Start of Given entries

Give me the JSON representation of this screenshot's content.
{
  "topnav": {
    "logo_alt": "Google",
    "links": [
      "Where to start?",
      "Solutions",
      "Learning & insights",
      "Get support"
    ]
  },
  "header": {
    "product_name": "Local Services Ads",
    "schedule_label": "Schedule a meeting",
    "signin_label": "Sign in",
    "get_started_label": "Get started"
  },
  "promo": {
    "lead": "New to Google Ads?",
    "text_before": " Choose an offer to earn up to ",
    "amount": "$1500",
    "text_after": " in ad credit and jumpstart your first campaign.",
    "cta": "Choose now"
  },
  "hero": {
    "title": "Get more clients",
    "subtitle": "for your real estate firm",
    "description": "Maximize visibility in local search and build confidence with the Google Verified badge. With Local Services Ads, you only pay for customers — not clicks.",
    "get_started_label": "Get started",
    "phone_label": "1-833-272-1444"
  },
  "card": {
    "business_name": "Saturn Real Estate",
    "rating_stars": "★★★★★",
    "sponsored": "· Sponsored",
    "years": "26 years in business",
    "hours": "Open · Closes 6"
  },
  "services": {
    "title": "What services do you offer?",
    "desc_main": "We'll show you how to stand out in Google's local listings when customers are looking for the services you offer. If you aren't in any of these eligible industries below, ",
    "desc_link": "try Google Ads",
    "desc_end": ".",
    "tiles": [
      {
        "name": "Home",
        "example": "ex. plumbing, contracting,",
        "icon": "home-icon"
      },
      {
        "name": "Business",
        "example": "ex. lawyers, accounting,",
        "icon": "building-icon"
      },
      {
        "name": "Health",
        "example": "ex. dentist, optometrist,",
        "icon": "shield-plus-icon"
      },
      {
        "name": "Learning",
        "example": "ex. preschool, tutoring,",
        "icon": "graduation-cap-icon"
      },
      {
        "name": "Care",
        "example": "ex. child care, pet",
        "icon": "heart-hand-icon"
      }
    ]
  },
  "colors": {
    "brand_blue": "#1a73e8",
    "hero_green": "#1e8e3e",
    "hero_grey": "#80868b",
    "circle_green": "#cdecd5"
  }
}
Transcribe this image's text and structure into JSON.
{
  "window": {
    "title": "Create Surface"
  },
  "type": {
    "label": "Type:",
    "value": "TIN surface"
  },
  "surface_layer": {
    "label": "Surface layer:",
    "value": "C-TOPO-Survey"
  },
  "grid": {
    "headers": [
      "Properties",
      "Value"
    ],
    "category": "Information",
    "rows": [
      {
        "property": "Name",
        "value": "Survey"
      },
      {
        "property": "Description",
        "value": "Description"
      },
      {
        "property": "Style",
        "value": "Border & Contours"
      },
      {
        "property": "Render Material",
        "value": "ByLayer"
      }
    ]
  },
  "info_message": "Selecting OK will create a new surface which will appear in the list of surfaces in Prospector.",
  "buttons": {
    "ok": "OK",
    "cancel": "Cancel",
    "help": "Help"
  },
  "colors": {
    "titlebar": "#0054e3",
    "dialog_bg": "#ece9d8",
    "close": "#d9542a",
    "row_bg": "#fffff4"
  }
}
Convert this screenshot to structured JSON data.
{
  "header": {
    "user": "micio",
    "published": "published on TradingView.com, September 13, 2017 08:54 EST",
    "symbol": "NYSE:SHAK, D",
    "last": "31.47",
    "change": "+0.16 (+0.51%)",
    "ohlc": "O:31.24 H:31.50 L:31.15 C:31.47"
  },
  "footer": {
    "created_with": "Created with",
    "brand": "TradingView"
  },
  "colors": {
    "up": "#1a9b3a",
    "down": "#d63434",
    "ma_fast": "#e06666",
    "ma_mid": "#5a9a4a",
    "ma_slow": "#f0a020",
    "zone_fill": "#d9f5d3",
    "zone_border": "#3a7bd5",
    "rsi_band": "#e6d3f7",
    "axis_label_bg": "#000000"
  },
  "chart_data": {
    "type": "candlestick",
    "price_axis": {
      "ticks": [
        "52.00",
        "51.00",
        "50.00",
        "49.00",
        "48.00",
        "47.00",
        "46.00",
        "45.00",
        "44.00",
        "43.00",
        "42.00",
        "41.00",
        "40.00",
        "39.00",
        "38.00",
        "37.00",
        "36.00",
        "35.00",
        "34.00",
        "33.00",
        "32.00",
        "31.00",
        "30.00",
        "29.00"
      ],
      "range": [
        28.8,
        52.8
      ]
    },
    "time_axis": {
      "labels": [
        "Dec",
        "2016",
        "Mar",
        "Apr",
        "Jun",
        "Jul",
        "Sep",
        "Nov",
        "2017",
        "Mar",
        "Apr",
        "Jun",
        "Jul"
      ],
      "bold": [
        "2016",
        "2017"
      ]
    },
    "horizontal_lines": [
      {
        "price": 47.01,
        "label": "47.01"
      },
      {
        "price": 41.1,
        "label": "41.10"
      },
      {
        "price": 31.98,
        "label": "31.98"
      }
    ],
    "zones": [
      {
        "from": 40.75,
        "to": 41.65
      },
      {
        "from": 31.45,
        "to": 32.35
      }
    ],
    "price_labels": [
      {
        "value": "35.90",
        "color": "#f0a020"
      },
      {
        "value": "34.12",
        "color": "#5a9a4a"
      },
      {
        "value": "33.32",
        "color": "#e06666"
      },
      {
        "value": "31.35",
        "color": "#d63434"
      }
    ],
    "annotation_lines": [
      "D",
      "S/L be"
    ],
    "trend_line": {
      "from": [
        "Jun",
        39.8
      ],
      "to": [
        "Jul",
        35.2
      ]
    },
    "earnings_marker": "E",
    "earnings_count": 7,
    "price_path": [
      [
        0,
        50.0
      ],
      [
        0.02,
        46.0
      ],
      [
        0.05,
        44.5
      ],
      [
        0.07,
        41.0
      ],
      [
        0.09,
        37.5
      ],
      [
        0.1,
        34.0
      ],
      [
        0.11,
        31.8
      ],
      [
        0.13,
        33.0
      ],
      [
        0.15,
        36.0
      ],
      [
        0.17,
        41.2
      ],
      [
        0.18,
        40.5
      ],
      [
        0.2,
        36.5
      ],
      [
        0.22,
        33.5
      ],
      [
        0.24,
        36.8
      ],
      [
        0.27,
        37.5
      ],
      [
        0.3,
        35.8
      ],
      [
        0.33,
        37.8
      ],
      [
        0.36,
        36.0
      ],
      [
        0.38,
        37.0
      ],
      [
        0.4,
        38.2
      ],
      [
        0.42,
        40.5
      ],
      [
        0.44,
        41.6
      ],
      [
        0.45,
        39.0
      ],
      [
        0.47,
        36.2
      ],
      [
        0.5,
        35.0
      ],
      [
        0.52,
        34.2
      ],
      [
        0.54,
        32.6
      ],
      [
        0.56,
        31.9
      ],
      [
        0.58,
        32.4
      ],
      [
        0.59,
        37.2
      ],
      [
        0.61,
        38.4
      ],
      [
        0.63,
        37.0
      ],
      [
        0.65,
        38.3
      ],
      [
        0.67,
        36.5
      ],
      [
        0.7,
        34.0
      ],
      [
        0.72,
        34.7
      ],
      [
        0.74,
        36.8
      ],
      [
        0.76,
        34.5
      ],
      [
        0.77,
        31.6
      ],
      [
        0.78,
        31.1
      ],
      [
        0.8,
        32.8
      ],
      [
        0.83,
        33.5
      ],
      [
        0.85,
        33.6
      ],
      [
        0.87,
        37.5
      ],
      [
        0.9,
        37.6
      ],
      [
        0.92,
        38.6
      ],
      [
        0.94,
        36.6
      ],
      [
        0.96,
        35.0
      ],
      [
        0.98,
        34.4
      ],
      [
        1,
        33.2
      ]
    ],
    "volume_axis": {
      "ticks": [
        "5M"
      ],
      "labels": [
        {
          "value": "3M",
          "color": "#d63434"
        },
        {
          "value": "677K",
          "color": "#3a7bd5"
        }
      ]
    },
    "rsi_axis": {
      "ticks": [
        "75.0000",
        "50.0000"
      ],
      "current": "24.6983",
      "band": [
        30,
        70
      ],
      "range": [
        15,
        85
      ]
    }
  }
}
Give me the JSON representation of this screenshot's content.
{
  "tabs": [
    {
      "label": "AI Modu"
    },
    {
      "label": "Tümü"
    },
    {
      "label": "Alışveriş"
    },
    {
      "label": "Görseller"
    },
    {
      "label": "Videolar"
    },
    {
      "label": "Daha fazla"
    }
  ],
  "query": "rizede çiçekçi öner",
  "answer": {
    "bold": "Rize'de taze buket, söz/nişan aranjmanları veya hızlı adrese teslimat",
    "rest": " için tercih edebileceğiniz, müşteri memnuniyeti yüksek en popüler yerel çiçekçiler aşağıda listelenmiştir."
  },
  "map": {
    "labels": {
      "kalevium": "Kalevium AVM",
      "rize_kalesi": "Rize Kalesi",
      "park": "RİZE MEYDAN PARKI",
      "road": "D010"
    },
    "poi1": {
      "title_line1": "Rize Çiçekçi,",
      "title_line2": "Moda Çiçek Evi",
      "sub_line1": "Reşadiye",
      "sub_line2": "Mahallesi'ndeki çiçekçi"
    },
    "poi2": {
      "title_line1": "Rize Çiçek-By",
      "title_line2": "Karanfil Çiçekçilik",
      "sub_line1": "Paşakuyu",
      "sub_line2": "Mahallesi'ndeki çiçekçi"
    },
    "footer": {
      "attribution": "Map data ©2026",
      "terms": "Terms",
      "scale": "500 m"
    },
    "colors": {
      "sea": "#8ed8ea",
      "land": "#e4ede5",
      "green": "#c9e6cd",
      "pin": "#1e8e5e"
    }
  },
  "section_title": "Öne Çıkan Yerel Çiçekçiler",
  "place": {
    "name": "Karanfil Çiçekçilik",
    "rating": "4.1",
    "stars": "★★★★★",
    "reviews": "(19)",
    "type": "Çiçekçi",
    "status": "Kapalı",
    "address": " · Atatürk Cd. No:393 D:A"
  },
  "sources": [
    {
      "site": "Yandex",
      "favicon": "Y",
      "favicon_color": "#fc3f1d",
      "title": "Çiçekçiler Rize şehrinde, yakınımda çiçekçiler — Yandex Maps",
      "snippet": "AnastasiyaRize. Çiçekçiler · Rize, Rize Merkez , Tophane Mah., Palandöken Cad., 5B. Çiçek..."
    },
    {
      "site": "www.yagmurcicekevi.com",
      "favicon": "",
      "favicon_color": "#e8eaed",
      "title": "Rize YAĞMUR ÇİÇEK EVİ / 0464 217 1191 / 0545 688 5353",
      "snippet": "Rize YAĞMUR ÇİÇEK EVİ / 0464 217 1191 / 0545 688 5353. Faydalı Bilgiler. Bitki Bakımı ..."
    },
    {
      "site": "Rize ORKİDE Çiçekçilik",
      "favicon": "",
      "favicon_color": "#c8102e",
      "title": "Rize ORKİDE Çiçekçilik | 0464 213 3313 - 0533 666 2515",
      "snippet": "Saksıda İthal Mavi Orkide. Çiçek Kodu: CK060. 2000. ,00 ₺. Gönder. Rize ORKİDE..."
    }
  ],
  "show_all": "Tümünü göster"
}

End of Given entries

Problem to work on:
Copy in full each line that holds the word "YAĞMUR".

Full solution:
      "title": "Rize YAĞMUR ÇİÇEK EVİ / 0464 217 1191 / 0545 688 5353",
      "snippet": "Rize YAĞMUR ÇİÇEK EVİ / 0464 217 1191 / 0545 688 5353. Faydalı Bilgiler. Bitki Bakımı ..."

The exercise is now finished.